* [TASK BRIEF]
In the data below, find each line containing the string "based" and return it.

========

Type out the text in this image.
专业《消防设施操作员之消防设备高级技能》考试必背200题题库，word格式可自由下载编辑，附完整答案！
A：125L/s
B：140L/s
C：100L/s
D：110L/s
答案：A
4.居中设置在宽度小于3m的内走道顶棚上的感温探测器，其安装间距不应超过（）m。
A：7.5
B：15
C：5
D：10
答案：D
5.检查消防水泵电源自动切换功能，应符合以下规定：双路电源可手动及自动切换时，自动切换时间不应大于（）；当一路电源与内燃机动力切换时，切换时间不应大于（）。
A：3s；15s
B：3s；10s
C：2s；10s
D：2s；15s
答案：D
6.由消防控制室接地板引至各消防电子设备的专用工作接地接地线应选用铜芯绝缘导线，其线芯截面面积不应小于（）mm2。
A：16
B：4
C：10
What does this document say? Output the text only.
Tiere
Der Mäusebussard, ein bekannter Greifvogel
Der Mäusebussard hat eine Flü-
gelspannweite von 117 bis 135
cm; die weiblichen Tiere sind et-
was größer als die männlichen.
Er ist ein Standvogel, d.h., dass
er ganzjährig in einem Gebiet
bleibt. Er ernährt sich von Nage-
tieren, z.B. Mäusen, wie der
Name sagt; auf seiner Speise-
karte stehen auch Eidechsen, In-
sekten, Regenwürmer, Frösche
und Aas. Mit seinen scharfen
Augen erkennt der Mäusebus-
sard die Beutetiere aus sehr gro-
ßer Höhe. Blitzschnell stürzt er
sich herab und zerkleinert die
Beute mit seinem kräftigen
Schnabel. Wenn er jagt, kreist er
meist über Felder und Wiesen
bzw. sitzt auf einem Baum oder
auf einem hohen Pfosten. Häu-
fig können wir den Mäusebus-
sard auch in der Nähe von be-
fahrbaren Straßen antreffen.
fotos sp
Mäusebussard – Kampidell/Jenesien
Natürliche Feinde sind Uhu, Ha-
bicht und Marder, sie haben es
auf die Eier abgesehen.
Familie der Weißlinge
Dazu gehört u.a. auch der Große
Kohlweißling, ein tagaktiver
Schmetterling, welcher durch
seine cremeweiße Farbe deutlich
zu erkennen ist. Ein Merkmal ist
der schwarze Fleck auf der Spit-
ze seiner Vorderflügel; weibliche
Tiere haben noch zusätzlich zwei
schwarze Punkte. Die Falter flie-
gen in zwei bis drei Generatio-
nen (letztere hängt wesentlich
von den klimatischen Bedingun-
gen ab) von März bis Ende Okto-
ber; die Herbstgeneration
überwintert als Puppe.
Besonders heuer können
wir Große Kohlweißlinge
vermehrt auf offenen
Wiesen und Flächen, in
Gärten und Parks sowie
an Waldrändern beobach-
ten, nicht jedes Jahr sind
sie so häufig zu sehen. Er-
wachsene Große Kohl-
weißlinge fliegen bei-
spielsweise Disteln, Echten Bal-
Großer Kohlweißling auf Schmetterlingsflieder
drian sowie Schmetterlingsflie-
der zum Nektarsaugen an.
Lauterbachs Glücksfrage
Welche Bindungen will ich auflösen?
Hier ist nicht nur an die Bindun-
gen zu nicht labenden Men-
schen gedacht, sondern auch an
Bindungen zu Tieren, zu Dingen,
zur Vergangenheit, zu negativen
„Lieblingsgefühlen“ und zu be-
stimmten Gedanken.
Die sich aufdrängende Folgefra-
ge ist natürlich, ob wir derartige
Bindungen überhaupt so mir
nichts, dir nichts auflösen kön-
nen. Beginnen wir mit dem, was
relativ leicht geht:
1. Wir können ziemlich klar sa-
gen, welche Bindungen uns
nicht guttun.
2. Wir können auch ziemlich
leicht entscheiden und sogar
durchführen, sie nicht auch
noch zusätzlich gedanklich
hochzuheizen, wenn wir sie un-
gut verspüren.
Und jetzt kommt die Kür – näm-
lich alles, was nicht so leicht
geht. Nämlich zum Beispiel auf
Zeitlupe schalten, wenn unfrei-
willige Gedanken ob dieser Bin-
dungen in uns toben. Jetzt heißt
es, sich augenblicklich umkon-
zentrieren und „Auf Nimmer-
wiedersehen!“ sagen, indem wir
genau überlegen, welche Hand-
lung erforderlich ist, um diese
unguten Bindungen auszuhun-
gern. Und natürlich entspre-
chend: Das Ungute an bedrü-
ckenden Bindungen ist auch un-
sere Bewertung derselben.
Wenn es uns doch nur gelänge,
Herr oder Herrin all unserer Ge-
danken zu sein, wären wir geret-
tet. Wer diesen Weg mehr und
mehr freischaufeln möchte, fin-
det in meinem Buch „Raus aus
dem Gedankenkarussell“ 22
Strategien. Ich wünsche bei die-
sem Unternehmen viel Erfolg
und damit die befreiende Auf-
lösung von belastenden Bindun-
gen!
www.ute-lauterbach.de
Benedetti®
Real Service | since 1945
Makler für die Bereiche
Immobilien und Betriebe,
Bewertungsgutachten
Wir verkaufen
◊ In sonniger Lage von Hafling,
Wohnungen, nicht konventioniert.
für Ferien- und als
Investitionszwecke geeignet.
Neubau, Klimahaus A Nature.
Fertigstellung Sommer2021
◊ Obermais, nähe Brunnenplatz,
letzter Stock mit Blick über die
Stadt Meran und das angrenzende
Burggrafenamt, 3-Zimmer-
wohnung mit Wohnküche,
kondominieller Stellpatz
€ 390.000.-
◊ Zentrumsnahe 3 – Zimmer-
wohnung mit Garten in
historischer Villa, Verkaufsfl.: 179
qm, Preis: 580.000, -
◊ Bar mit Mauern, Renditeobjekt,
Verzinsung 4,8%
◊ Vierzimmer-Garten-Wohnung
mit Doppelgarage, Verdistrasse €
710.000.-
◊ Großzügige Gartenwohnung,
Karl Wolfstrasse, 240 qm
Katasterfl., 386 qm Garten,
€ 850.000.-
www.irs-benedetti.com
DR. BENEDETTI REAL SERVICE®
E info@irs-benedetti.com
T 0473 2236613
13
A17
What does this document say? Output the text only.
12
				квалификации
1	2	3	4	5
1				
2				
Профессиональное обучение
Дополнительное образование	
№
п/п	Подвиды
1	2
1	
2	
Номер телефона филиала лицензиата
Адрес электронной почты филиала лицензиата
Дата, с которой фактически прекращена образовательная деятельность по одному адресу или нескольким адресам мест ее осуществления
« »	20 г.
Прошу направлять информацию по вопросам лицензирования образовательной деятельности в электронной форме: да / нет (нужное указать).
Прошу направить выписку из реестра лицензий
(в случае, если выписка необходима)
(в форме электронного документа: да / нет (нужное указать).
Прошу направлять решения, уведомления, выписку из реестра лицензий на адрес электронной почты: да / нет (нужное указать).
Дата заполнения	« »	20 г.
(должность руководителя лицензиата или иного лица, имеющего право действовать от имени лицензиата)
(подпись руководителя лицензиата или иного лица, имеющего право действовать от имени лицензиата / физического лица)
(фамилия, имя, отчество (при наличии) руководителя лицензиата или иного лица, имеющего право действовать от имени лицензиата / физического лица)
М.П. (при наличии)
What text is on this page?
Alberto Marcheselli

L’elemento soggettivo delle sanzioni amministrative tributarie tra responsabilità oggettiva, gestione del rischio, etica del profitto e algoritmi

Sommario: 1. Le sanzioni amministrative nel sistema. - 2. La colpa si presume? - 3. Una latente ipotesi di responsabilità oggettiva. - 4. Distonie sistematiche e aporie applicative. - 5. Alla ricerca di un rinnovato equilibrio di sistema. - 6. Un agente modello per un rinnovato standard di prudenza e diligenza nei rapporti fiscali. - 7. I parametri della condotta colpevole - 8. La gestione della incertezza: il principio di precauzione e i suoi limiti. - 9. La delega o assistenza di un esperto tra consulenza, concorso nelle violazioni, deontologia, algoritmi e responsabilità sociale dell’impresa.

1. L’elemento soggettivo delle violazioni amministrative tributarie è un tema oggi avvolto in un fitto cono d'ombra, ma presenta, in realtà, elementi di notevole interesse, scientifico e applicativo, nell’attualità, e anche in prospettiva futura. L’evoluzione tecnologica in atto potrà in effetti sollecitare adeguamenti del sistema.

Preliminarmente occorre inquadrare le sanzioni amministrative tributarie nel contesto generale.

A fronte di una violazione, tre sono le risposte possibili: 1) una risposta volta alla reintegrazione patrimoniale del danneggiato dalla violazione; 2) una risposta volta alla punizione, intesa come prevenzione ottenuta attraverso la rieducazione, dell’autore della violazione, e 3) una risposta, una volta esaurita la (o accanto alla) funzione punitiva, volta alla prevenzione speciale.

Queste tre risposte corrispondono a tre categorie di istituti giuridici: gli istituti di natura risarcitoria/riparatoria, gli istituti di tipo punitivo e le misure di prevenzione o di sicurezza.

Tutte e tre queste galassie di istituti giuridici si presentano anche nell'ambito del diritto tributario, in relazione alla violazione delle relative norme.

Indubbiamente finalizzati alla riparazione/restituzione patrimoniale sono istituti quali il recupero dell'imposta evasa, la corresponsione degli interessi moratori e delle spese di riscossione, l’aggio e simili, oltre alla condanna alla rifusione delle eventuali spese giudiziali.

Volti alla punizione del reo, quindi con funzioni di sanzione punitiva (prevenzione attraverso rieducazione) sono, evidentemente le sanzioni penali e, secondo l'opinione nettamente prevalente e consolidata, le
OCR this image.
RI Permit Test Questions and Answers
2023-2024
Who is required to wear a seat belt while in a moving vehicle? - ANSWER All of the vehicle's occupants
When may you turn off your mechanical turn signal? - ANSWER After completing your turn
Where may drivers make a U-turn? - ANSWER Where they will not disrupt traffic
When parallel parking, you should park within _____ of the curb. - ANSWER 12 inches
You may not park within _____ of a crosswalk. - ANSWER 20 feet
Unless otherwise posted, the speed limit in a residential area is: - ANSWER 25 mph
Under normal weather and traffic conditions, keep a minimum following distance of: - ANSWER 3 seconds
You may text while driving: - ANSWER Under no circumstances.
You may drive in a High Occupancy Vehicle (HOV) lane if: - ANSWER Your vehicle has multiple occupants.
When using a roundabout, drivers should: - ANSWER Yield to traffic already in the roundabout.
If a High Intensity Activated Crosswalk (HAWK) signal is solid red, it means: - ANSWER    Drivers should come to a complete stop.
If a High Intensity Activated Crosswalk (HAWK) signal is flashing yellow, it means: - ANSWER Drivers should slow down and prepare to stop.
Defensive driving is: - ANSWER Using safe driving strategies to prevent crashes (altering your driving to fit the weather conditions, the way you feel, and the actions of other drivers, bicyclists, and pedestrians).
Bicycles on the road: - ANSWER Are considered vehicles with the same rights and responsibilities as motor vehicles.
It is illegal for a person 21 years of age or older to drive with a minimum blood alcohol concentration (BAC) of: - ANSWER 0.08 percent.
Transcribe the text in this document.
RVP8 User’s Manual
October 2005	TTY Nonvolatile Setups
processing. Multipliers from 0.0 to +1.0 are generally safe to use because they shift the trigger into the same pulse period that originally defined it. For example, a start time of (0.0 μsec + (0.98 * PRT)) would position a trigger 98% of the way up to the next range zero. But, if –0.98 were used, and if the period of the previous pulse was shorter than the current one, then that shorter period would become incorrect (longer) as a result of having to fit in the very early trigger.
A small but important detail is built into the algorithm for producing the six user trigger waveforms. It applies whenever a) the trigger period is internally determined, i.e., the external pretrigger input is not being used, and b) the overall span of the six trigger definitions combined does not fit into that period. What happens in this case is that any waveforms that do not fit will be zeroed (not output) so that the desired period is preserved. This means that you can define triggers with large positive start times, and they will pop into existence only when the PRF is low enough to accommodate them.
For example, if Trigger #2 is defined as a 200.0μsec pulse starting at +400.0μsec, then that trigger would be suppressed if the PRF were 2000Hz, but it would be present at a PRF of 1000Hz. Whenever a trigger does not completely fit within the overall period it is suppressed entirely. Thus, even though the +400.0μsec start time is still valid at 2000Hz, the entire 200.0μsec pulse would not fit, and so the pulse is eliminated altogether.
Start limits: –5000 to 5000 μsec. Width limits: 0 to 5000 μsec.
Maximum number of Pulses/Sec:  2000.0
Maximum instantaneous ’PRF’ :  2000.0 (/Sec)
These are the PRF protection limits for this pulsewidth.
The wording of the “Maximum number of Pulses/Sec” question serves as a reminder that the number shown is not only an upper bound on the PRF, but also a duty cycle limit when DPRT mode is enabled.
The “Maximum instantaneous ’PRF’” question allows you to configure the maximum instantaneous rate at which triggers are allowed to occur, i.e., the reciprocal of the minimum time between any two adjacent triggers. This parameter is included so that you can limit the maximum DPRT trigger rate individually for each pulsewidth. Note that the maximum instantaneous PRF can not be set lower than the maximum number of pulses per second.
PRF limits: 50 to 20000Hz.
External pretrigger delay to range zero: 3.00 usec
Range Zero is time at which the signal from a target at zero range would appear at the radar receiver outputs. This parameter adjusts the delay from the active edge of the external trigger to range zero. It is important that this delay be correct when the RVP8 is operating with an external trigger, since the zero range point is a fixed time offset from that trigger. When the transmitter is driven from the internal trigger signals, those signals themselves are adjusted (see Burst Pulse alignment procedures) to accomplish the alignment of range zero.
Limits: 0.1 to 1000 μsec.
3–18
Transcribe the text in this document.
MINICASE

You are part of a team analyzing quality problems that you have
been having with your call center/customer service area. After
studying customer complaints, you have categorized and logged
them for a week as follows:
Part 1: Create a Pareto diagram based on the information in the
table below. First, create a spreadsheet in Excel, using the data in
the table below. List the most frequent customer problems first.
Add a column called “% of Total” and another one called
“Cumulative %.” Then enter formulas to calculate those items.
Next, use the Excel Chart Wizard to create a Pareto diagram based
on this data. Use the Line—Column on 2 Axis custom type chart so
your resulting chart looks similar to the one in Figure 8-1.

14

========

* [WRITTEN ANSWER]
Part 1: Create a Pareto diagram based on the information in the
Next, use the Excel Chart Wizard to create a Pareto diagram based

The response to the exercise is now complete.